-- REQUEST --
Locate the word "BEACH" in the data below, then copy every line that holds it.

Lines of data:
======
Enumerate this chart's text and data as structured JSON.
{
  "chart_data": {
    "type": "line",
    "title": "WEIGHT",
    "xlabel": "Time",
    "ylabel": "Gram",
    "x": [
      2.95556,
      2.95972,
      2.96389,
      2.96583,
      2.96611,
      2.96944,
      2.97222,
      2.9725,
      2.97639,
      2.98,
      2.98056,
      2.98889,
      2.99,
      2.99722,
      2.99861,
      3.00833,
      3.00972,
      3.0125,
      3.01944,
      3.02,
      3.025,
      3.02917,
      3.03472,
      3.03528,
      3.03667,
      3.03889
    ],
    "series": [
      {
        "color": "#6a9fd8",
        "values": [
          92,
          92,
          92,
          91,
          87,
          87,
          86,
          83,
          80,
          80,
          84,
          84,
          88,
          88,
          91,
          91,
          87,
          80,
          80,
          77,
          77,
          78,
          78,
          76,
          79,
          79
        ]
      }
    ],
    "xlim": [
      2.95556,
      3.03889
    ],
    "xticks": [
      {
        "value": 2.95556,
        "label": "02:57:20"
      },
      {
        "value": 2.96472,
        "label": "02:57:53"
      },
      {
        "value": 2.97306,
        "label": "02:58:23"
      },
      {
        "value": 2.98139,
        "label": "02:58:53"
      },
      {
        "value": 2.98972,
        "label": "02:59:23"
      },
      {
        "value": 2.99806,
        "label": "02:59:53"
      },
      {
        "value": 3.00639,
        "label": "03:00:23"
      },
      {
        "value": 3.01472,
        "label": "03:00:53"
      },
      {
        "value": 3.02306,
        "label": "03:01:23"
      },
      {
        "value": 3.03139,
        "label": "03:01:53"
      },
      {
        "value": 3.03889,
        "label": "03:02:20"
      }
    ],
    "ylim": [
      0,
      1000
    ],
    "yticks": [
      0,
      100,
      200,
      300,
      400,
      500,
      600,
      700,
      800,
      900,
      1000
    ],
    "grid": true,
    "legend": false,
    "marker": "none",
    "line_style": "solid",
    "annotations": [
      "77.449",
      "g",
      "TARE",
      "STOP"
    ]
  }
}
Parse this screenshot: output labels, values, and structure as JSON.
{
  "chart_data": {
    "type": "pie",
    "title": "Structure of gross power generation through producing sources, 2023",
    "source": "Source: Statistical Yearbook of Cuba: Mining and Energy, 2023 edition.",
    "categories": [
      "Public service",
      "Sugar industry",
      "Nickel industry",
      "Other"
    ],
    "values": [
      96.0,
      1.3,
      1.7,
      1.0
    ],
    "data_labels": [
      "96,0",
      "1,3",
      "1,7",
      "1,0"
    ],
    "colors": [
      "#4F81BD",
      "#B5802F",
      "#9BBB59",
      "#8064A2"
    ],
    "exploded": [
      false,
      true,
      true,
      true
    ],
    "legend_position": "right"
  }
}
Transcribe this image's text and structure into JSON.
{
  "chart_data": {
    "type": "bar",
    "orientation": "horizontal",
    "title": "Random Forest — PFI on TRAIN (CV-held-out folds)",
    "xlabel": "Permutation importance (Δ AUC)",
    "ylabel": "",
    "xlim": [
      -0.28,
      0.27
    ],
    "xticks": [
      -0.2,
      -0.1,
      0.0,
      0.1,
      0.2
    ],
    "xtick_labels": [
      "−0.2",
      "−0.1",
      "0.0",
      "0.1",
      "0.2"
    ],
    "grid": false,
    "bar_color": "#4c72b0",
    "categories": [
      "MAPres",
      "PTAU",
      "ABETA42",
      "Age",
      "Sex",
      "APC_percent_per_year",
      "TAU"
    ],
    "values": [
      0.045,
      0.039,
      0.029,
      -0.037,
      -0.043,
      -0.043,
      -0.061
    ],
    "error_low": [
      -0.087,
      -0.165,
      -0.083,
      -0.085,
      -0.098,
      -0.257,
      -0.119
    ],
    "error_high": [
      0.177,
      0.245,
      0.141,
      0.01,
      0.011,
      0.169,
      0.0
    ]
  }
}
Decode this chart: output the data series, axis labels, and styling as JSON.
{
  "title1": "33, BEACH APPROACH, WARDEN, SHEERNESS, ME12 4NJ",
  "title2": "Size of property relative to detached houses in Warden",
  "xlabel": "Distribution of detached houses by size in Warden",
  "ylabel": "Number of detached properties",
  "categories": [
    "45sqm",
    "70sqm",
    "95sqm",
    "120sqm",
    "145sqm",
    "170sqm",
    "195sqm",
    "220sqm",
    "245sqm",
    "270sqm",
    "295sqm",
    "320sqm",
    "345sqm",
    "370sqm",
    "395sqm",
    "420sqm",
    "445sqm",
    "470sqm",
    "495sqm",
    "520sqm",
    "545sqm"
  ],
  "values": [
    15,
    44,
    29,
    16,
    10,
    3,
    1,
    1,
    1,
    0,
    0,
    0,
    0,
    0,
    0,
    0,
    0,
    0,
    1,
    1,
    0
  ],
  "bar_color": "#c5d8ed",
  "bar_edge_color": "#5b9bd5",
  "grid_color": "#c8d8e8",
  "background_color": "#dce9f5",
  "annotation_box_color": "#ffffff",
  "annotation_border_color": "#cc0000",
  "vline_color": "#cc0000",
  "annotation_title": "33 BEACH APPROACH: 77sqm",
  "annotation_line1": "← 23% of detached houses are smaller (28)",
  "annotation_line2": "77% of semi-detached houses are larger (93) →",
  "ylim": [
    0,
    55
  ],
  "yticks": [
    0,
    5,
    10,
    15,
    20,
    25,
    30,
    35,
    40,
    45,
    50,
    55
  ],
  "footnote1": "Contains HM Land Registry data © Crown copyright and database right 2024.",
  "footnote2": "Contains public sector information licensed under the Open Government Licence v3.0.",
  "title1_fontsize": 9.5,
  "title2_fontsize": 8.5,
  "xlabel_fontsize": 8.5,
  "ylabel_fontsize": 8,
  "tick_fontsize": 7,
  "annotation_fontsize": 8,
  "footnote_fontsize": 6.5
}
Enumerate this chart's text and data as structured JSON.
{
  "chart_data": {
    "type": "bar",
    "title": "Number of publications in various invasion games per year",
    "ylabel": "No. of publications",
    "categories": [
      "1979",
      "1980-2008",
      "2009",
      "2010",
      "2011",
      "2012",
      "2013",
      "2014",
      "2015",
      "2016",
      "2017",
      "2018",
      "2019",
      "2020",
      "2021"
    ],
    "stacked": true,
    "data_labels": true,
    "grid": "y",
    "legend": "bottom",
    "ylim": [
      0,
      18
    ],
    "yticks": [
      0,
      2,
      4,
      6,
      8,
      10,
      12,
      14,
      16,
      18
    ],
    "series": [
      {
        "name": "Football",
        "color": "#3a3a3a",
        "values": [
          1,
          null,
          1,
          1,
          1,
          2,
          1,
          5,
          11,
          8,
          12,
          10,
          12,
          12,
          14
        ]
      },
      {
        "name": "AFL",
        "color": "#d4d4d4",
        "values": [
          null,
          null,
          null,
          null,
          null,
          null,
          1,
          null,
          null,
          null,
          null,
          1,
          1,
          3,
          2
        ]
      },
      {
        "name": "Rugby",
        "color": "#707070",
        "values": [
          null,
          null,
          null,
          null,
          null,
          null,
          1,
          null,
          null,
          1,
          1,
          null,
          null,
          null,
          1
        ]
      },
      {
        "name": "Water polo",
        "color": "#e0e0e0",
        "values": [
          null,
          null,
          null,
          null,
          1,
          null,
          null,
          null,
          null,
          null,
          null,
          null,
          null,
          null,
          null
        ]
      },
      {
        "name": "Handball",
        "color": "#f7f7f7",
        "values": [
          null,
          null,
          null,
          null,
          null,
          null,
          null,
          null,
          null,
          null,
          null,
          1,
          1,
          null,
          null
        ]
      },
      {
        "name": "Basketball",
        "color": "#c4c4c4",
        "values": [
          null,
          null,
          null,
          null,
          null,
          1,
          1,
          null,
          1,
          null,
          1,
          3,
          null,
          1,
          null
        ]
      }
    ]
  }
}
======
-- RESPONSE TO THE TASK --
  "title1": "33, BEACH APPROACH, WARDEN, SHEERNESS, ME12 4NJ",
  "annotation_title": "33 BEACH APPROACH: 77sqm",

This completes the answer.